TASK DIRECTIONS: Among the lines below, count those with "bezahlen". Give the total alone.

Excerpt from a dataset:
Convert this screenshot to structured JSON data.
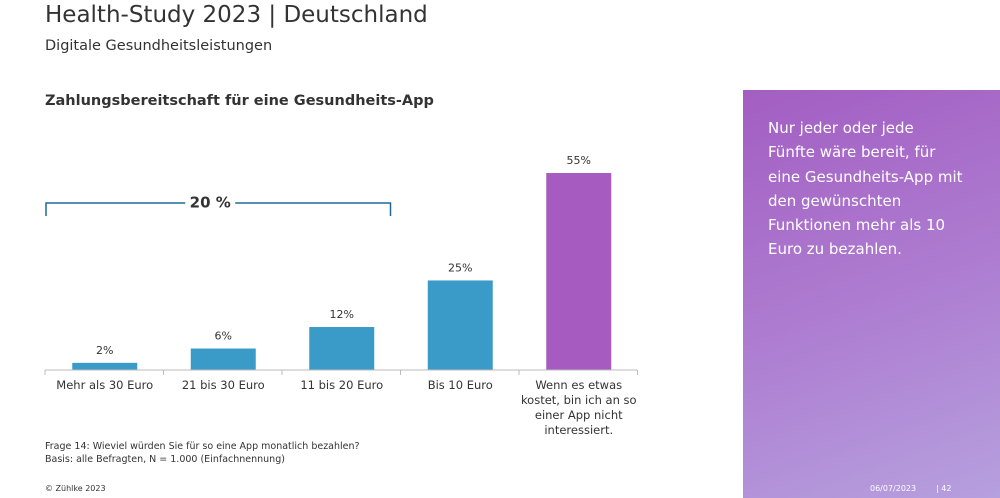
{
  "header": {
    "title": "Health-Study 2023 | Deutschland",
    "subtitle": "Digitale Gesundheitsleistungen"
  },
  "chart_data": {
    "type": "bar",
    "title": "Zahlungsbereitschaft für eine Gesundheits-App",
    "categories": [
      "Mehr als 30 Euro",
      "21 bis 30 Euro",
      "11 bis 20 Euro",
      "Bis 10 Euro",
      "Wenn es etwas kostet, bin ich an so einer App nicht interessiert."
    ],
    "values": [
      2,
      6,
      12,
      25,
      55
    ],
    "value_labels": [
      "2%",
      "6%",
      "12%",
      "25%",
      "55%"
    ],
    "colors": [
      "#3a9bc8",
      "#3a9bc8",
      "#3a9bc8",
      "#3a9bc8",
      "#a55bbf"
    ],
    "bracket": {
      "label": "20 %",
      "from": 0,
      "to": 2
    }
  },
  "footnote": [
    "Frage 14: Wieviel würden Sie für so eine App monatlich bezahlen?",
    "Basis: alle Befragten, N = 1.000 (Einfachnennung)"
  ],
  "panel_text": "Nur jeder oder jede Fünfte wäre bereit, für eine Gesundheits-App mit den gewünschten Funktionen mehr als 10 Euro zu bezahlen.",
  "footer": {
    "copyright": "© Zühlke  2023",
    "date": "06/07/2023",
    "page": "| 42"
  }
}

SOLUTION TO THE EXERCISE: 2